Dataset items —

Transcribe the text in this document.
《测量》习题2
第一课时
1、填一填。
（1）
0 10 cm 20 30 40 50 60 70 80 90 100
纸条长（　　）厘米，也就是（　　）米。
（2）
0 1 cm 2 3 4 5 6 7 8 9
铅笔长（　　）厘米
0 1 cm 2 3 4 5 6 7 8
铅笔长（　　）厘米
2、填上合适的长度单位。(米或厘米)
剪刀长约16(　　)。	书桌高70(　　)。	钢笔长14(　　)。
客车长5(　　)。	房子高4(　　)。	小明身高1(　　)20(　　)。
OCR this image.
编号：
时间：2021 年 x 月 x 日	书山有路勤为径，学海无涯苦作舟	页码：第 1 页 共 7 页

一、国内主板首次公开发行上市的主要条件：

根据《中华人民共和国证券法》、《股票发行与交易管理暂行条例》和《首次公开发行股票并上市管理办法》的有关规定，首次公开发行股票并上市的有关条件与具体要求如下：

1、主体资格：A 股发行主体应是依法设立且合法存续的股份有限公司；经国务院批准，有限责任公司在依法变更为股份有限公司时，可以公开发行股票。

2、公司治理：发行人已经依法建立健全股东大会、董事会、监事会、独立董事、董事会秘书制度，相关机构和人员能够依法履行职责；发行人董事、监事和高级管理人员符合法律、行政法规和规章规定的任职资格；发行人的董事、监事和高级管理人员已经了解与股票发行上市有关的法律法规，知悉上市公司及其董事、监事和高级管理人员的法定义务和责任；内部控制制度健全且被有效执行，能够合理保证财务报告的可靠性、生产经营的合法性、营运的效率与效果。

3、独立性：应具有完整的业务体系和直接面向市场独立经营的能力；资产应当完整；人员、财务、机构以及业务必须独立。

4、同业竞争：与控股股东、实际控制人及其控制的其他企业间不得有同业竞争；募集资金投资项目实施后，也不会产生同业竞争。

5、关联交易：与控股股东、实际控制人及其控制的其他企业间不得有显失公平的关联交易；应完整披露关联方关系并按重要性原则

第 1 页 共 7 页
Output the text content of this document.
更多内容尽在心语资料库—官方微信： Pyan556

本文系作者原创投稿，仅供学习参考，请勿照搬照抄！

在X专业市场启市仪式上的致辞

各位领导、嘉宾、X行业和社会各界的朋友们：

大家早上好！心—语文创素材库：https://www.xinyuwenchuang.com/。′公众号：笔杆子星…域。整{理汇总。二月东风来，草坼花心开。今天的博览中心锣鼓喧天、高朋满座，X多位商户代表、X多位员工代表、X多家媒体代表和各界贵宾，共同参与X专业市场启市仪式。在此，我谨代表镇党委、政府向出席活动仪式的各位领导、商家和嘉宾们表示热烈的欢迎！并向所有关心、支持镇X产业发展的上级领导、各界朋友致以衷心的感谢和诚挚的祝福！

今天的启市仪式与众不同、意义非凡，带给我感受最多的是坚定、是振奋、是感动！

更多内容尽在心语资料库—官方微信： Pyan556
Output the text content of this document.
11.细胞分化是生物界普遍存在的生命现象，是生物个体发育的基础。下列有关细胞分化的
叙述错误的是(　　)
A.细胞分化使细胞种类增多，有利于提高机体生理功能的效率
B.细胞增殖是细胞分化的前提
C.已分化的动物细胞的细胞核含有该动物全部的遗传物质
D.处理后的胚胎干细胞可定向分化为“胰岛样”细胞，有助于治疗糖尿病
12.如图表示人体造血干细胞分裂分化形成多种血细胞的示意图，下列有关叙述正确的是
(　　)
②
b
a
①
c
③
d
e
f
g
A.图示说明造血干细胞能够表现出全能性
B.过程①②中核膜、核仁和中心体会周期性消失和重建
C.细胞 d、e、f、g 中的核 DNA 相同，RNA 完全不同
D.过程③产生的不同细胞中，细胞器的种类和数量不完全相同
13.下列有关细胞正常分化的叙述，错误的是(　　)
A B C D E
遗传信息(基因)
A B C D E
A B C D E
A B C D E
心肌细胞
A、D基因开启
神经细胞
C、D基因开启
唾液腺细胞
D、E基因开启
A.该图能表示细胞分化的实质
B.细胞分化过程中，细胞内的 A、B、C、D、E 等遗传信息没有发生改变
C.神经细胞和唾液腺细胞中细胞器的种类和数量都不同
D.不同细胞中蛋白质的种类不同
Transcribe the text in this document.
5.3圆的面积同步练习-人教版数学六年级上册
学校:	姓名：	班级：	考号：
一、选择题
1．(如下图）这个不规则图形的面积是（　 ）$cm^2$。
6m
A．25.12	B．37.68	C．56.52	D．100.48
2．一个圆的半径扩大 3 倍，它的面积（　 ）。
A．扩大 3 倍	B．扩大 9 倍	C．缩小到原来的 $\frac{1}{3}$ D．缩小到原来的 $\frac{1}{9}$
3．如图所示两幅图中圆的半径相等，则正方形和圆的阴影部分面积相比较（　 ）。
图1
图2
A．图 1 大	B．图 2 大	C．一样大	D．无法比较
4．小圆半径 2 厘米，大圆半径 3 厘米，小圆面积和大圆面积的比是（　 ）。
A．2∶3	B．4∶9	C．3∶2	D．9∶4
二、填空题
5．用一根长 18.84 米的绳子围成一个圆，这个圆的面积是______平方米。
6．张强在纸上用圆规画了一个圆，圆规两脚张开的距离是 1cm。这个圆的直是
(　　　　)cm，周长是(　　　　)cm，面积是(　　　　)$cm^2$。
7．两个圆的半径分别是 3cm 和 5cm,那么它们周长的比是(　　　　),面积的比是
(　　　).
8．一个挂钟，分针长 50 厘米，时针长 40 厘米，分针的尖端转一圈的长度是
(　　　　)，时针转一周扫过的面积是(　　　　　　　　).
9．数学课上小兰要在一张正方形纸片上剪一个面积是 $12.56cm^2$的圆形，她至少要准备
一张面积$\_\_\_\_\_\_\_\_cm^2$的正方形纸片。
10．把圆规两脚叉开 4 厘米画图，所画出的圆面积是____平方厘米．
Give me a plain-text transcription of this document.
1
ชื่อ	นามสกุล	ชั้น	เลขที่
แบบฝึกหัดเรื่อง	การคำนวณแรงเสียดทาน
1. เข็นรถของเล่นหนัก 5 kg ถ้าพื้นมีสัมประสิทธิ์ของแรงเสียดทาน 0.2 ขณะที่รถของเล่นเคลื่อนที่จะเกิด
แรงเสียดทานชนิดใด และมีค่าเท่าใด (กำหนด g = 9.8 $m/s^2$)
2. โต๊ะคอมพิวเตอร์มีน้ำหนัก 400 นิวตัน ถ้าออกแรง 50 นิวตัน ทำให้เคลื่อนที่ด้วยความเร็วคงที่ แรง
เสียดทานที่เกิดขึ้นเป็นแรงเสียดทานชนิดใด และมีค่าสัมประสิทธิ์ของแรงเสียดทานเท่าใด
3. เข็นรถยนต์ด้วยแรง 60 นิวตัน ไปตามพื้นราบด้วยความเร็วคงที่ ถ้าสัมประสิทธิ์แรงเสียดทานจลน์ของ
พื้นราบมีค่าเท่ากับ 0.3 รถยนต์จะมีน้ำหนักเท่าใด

GIVEN PROBLEM — Identify the lines above that contain the word "มประส", then copy them.

RESPONSE TO THIS EXERCISE —
1. เข็นรถของเล่นหนัก 5 kg ถ้าพื้นมีสัมประสิทธิ์ของแรงเสียดทาน 0.2 ขณะที่รถของเล่นเคลื่อนที่จะเกิด
เสียดทานที่เกิดขึ้นเป็นแรงเสียดทานชนิดใด และมีค่าสัมประสิทธิ์ของแรงเสียดทานเท่าใด
3. เข็นรถยนต์ด้วยแรง 60 นิวตัน ไปตามพื้นราบด้วยความเร็วคงที่ ถ้าสัมประสิทธิ์แรงเสียดทานจลน์ของ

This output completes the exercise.